Say how many lines contain "icon", using only the number.

--- BEGIN RAW RECORDS ---

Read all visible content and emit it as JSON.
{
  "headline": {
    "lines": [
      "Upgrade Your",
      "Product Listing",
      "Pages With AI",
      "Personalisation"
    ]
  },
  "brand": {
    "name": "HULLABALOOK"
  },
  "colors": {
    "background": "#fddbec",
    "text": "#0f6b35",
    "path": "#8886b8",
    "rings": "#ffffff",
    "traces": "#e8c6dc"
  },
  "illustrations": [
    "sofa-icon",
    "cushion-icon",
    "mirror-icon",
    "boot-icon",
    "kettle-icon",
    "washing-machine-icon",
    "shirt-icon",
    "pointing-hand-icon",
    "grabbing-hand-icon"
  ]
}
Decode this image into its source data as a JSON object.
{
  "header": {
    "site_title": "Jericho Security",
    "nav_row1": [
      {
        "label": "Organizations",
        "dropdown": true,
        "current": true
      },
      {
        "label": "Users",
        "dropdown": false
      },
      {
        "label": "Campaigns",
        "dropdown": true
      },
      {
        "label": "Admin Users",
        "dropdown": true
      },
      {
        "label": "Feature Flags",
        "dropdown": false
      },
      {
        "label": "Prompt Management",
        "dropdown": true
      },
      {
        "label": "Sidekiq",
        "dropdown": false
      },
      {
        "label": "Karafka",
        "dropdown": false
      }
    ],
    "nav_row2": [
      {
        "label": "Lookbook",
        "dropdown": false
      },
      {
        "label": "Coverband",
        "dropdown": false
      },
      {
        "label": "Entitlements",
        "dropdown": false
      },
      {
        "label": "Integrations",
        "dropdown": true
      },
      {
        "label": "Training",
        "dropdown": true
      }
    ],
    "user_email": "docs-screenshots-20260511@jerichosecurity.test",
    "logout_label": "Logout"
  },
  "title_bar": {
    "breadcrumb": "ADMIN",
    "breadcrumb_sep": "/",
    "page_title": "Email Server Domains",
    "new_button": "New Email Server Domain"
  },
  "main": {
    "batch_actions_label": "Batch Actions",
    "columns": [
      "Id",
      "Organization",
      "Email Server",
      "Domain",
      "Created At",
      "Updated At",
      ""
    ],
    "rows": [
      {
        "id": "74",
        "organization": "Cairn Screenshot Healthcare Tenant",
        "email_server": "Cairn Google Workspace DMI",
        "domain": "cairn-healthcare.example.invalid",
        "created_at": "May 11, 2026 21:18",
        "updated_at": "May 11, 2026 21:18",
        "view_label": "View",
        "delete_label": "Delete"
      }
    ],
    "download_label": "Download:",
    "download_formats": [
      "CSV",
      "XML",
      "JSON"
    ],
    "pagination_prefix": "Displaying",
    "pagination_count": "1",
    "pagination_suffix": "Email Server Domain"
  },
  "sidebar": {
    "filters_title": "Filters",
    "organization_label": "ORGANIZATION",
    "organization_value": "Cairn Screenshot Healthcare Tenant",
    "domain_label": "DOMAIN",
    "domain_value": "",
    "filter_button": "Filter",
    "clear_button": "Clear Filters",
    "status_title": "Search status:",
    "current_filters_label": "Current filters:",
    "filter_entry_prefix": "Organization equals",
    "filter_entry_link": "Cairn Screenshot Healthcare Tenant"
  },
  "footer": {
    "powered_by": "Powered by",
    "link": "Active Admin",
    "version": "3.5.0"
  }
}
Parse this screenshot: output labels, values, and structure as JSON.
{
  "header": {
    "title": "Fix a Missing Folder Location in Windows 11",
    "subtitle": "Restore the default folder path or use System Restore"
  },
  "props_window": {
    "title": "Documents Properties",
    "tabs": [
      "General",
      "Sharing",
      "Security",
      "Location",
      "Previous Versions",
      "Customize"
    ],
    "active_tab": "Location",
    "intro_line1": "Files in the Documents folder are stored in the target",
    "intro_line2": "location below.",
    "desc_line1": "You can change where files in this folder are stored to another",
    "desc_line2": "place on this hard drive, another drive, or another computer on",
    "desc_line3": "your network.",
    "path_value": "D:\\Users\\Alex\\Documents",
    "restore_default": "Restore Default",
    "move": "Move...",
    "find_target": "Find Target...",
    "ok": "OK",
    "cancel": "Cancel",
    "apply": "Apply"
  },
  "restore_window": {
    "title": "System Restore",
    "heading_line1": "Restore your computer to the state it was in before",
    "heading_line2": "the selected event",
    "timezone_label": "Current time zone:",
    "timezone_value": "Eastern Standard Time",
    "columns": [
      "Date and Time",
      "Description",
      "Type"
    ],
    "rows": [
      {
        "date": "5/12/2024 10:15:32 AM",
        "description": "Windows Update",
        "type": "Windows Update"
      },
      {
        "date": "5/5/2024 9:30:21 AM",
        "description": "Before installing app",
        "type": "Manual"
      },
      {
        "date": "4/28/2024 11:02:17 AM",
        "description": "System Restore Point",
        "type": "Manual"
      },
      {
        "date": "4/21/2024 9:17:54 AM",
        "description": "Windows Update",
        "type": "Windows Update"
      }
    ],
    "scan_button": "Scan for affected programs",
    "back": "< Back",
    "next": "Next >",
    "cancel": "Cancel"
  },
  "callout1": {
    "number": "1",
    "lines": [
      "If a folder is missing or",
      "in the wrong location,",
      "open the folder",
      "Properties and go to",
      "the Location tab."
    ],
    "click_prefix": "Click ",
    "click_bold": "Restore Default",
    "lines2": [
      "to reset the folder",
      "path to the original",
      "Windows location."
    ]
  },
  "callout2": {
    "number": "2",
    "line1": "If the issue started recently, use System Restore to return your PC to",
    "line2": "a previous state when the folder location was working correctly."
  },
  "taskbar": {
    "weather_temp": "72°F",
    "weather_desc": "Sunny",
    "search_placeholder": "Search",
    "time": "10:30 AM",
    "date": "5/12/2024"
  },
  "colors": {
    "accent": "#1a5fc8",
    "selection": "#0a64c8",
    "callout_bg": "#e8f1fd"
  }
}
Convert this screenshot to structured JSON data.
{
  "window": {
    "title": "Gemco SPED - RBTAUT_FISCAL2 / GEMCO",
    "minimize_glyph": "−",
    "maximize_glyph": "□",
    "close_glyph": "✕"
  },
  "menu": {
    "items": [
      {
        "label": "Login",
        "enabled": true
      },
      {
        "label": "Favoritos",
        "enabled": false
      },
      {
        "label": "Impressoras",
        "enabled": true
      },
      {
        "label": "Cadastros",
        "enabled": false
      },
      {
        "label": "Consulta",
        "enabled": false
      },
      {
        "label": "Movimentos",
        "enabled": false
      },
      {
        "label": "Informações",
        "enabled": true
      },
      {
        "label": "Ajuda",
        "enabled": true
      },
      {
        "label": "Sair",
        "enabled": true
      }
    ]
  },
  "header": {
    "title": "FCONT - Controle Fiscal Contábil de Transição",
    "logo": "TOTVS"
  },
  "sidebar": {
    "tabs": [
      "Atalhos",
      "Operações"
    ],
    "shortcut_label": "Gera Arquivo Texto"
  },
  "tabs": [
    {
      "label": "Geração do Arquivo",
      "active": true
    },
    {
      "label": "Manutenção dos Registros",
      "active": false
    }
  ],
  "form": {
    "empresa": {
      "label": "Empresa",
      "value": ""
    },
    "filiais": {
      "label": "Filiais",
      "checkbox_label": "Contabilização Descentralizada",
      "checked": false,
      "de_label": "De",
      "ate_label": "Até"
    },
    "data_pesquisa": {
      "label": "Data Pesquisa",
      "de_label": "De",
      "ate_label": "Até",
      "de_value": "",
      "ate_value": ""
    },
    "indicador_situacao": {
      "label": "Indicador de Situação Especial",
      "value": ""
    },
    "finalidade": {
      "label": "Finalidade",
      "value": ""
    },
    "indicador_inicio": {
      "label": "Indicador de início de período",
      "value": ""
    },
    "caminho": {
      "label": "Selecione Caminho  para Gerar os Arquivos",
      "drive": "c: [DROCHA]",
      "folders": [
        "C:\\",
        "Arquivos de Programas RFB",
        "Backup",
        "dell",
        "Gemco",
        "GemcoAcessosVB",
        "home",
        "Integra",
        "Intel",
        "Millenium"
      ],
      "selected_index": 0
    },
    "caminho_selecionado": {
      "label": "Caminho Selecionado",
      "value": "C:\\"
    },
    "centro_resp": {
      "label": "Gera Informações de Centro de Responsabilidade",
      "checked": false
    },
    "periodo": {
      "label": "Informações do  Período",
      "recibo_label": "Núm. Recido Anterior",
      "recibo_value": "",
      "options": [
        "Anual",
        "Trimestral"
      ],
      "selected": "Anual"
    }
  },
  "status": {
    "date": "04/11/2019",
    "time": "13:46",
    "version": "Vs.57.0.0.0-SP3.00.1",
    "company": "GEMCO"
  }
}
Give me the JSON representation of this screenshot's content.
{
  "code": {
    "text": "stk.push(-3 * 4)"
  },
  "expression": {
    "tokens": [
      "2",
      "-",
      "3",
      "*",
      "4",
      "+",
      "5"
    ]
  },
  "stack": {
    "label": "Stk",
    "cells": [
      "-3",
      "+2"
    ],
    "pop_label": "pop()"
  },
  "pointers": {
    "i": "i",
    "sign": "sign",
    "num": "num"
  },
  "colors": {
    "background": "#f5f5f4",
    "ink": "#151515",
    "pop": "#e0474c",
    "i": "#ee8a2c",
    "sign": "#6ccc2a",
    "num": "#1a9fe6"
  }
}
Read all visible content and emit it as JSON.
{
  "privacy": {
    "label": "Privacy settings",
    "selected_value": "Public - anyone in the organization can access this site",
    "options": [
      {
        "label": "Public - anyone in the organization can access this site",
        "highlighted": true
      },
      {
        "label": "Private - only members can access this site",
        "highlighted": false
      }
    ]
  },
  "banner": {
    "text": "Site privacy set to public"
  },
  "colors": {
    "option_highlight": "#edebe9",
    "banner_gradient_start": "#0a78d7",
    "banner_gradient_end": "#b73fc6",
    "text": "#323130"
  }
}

--- END RAW RECORDS ---

◆ RESPONSE TO THE TASK:
9